##### RECORDS FOR THE TASK #####

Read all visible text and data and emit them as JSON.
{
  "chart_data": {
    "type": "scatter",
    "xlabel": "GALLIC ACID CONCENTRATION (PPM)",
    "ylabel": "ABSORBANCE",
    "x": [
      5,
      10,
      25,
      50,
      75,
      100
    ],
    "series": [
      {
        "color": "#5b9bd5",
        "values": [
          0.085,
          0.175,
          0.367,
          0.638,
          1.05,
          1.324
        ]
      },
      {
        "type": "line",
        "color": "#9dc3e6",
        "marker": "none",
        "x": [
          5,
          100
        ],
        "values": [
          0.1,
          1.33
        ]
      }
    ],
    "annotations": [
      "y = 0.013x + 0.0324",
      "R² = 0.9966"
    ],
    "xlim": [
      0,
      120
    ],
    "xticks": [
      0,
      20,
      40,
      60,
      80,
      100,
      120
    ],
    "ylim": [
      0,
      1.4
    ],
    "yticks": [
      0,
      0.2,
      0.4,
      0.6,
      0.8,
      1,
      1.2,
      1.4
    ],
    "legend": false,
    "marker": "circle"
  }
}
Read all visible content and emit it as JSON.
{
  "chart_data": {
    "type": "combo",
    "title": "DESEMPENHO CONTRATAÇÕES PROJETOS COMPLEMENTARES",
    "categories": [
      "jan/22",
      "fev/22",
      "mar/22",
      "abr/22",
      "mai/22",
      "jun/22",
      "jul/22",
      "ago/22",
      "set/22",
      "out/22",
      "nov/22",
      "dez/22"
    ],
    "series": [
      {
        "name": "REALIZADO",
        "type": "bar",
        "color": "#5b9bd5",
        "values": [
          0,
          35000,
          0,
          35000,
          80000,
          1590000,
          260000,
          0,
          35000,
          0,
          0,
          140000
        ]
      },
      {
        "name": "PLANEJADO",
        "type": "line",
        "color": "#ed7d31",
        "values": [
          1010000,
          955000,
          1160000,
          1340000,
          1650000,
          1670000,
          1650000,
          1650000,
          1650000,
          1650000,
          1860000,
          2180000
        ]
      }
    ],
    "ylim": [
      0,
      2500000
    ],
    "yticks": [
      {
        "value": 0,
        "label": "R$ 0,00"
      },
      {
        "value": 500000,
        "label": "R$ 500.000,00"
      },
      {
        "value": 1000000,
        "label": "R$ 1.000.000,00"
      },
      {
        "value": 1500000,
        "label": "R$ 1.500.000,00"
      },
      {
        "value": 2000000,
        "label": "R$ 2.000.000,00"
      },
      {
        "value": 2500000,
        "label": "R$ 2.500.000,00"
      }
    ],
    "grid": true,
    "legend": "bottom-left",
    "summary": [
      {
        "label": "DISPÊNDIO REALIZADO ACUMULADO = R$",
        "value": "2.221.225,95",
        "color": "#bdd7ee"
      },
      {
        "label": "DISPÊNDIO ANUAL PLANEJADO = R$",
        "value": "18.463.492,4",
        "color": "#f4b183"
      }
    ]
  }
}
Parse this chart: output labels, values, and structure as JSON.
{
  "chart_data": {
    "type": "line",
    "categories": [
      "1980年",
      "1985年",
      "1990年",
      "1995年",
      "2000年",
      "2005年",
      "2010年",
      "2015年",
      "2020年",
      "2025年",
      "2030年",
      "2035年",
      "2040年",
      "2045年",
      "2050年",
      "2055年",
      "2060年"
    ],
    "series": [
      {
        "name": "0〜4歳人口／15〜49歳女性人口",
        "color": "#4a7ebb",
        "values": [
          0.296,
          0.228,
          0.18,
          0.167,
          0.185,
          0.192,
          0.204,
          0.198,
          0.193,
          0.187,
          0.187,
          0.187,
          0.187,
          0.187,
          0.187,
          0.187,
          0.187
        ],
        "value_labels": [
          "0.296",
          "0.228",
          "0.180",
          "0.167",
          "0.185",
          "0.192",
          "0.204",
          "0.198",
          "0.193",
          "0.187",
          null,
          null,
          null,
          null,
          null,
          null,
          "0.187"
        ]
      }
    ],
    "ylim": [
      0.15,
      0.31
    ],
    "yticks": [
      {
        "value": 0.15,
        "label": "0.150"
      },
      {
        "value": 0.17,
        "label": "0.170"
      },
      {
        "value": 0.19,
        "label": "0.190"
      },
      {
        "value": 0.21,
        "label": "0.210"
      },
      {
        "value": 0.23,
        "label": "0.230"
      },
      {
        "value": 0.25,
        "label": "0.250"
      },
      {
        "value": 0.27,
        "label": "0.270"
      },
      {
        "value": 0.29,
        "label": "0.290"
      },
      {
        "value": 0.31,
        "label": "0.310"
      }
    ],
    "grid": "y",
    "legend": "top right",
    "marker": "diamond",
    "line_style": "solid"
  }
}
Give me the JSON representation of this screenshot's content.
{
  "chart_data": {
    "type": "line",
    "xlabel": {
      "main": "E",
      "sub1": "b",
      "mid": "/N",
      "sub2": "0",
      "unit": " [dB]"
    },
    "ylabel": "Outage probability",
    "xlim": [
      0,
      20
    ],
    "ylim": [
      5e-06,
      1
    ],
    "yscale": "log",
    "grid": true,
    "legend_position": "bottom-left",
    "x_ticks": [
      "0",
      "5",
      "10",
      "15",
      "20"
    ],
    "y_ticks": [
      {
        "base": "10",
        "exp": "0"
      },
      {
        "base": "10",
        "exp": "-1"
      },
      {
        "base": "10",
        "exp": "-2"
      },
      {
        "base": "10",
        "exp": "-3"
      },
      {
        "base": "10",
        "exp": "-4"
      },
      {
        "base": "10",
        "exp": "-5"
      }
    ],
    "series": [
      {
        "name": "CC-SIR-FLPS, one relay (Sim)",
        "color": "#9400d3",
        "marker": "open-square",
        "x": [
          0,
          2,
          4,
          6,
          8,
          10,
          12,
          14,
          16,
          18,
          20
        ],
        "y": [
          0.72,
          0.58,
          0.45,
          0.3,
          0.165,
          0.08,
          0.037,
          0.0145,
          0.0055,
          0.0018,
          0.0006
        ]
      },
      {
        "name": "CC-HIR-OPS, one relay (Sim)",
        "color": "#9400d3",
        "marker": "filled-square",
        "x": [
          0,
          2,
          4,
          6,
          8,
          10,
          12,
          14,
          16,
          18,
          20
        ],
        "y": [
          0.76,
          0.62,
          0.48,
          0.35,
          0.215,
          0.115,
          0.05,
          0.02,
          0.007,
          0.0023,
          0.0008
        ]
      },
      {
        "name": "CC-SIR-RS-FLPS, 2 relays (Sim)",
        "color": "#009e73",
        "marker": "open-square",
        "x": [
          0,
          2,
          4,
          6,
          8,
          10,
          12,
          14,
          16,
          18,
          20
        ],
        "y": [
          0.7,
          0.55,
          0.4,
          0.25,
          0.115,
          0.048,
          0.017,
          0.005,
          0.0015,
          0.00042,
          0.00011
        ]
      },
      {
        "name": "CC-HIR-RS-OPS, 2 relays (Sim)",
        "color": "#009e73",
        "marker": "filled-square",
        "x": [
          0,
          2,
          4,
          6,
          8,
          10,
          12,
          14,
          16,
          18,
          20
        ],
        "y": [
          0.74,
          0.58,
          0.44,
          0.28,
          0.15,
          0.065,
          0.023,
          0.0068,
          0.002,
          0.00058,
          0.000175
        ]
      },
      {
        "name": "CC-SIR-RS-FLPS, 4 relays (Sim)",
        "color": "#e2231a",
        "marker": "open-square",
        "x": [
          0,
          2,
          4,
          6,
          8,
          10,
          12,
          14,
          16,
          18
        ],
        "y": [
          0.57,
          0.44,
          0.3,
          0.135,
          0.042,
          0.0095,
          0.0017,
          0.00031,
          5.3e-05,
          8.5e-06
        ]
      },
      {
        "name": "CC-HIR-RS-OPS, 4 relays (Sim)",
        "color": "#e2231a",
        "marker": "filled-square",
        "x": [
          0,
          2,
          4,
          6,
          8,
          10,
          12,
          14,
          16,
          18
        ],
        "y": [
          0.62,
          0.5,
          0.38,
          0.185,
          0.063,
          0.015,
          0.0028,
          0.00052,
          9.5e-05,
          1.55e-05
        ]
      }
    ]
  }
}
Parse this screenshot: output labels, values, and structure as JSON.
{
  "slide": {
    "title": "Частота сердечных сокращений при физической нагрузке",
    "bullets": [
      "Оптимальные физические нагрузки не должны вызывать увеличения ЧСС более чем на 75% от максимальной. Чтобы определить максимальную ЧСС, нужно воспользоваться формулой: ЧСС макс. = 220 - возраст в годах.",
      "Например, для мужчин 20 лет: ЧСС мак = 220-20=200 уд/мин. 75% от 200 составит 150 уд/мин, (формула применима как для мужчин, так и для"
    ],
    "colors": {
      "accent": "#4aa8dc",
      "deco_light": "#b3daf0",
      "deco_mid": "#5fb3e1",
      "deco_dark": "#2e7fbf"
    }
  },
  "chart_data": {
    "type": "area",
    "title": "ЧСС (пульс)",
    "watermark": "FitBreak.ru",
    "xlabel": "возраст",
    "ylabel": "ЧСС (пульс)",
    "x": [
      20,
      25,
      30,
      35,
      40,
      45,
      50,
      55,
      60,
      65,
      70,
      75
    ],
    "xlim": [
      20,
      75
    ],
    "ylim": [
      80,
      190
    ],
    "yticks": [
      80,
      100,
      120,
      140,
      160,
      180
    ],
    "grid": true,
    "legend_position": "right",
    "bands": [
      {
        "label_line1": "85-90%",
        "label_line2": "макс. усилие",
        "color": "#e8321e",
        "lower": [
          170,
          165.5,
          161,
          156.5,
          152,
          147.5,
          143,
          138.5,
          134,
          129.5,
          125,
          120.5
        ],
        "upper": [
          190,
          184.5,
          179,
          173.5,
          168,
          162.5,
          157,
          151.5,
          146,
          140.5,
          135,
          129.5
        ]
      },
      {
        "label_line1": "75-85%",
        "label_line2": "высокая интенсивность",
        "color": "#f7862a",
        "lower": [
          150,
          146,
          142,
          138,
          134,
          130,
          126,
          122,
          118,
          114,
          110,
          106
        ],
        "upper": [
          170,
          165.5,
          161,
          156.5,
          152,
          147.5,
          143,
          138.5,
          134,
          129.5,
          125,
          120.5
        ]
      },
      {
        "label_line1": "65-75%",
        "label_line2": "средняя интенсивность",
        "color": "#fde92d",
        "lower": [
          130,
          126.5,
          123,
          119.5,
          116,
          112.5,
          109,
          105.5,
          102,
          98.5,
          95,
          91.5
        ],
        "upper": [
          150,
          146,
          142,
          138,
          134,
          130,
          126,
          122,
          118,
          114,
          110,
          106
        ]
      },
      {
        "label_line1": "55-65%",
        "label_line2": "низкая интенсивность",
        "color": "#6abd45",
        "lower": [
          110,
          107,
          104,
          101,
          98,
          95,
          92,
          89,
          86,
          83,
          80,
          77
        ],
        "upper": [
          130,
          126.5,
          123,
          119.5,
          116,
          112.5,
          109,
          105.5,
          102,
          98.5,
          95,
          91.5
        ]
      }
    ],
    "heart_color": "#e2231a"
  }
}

#####

§ **WHAT YOU WILL DO**
Identify and copy lines that hold the string "ylabel".

§ **PROBLEM SOLUTION**
    "ylabel": "ABSORBANCE",
    "ylabel": "Outage probability",
    "ylabel": "ЧСС (пульс)",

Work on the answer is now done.